Short exercise
Please copy the rows from the start through the line that contains "glossary-entry <box>23 353 443 382</box>", substituting "definition-text" for every "entry-text" and leaving everything else unchanged.

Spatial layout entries
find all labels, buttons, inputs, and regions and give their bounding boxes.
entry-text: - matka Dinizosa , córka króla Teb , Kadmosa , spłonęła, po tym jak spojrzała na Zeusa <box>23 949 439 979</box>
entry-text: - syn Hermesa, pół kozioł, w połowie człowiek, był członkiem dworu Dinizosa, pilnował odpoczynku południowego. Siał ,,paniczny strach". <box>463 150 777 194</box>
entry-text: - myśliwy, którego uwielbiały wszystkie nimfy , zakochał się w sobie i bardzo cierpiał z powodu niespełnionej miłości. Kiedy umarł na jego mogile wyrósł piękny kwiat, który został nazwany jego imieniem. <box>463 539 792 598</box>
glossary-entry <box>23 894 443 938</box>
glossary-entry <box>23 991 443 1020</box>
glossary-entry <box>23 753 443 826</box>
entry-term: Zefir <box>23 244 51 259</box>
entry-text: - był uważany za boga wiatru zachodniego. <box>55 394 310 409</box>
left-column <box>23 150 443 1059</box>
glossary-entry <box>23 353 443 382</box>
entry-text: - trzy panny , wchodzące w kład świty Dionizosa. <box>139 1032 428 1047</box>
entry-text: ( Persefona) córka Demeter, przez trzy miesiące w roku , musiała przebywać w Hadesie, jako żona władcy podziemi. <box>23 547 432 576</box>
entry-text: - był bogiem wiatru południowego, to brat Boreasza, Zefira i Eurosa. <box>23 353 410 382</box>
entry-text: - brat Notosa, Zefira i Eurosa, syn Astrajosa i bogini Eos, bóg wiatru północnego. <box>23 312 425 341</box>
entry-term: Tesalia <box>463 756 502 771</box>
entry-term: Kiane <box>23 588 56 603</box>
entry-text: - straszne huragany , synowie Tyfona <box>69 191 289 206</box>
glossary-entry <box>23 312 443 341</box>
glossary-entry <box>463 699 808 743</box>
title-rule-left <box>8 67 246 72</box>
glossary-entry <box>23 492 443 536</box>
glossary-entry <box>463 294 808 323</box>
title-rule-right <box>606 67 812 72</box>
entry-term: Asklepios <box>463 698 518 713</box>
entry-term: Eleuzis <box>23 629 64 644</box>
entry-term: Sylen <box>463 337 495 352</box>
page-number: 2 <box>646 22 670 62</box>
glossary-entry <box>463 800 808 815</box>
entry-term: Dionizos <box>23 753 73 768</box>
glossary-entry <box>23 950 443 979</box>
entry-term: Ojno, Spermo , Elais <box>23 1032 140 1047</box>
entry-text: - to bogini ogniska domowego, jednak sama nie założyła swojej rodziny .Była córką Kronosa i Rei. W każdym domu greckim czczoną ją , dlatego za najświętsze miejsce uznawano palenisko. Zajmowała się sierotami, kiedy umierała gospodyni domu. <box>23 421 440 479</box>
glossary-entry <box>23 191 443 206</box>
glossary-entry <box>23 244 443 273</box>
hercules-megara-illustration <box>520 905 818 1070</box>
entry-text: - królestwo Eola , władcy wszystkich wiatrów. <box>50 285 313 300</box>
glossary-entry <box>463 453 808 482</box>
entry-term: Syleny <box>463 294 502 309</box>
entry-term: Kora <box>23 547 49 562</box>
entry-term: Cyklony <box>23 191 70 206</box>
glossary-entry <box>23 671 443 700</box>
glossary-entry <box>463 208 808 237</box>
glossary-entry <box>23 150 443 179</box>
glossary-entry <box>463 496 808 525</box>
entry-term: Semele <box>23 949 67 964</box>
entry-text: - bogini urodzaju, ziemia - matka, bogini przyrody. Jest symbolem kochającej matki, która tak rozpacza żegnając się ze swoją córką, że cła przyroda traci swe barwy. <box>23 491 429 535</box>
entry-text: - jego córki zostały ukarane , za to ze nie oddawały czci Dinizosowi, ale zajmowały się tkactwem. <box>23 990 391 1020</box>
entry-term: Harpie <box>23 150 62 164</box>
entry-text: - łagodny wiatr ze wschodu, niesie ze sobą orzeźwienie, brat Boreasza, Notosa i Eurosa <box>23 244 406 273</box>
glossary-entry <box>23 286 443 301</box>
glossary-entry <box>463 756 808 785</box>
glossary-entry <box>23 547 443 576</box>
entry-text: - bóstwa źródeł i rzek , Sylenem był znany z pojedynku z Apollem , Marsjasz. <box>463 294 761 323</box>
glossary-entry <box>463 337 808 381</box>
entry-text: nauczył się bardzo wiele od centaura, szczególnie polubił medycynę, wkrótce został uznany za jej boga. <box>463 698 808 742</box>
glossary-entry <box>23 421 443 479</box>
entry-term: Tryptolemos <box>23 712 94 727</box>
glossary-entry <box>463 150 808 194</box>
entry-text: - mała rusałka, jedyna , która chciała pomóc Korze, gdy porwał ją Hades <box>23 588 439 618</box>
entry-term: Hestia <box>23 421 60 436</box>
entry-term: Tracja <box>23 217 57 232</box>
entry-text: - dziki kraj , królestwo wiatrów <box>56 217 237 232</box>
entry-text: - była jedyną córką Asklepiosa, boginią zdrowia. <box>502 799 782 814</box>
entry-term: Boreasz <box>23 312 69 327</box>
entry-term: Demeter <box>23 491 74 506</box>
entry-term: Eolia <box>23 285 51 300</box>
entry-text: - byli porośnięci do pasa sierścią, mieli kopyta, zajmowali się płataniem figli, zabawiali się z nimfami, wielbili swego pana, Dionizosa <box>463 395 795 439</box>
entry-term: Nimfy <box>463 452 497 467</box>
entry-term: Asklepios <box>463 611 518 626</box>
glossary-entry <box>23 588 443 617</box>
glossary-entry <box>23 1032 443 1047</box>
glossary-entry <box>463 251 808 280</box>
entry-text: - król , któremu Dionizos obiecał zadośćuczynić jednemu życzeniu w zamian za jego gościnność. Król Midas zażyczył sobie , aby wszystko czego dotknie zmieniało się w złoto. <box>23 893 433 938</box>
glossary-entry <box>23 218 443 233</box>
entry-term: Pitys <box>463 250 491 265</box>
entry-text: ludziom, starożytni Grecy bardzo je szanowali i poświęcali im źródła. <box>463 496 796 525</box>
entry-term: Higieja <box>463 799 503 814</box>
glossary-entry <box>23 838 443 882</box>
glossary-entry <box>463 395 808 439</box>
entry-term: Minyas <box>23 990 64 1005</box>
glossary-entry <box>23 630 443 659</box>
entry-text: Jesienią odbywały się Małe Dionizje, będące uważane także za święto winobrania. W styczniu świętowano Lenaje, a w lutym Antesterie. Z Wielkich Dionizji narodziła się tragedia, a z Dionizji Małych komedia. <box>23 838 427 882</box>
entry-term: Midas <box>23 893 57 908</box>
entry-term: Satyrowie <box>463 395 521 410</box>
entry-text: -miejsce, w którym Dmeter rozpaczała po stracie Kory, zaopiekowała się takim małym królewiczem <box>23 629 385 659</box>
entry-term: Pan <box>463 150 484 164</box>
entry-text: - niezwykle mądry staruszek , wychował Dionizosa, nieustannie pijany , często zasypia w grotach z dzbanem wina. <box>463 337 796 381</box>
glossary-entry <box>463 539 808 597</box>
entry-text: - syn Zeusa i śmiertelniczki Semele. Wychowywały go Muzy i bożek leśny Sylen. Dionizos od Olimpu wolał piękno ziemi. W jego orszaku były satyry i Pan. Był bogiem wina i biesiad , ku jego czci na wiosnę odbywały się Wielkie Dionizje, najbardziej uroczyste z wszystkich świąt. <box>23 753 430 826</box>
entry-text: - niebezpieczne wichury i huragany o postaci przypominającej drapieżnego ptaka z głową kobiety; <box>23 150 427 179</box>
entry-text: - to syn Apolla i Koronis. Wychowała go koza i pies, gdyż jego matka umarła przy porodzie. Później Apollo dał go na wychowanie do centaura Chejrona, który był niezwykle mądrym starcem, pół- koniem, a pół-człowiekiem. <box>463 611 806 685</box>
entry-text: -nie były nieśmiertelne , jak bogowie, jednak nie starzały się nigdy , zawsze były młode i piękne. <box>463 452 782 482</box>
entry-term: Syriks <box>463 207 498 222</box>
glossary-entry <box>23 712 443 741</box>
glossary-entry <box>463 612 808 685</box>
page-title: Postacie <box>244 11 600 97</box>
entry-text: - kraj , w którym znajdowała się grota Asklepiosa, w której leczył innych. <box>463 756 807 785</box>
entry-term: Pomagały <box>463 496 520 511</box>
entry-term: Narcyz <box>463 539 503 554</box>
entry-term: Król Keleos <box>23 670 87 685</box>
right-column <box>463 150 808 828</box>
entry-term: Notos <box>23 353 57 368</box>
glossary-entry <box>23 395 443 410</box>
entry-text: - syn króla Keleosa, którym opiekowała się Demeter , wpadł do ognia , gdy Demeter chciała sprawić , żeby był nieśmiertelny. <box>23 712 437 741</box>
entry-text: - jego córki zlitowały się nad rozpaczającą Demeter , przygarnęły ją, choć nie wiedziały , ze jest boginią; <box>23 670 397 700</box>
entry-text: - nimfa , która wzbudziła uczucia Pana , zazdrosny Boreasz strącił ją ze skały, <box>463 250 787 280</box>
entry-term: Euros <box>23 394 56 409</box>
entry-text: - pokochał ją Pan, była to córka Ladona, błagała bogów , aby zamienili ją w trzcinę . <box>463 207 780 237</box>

Result of the task
find all labels, buttons, inputs, and regions and give their bounding boxes.
definition-text: - matka Dinizosa , córka króla Teb , Kadmosa , spłonęła, po tym jak spojrzała na Zeusa <box>23 949 439 979</box>
definition-text: - syn Hermesa, pół kozioł, w połowie człowiek, był członkiem dworu Dinizosa, pilnował odpoczynku południowego. Siał ,,paniczny strach". <box>463 150 777 194</box>
definition-text: - myśliwy, którego uwielbiały wszystkie nimfy , zakochał się w sobie i bardzo cierpiał z powodu niespełnionej miłości. Kiedy umarł na jego mogile wyrósł piękny kwiat, który został nazwany jego imieniem. <box>463 539 792 598</box>
glossary-entry <box>23 894 443 938</box>
glossary-entry <box>23 991 443 1020</box>
glossary-entry <box>23 753 443 826</box>
entry-term: Zefir <box>23 244 51 259</box>
definition-text: - był uważany za boga wiatru zachodniego. <box>55 394 310 409</box>
left-column <box>23 150 443 1059</box>
glossary-entry <box>23 353 443 382</box>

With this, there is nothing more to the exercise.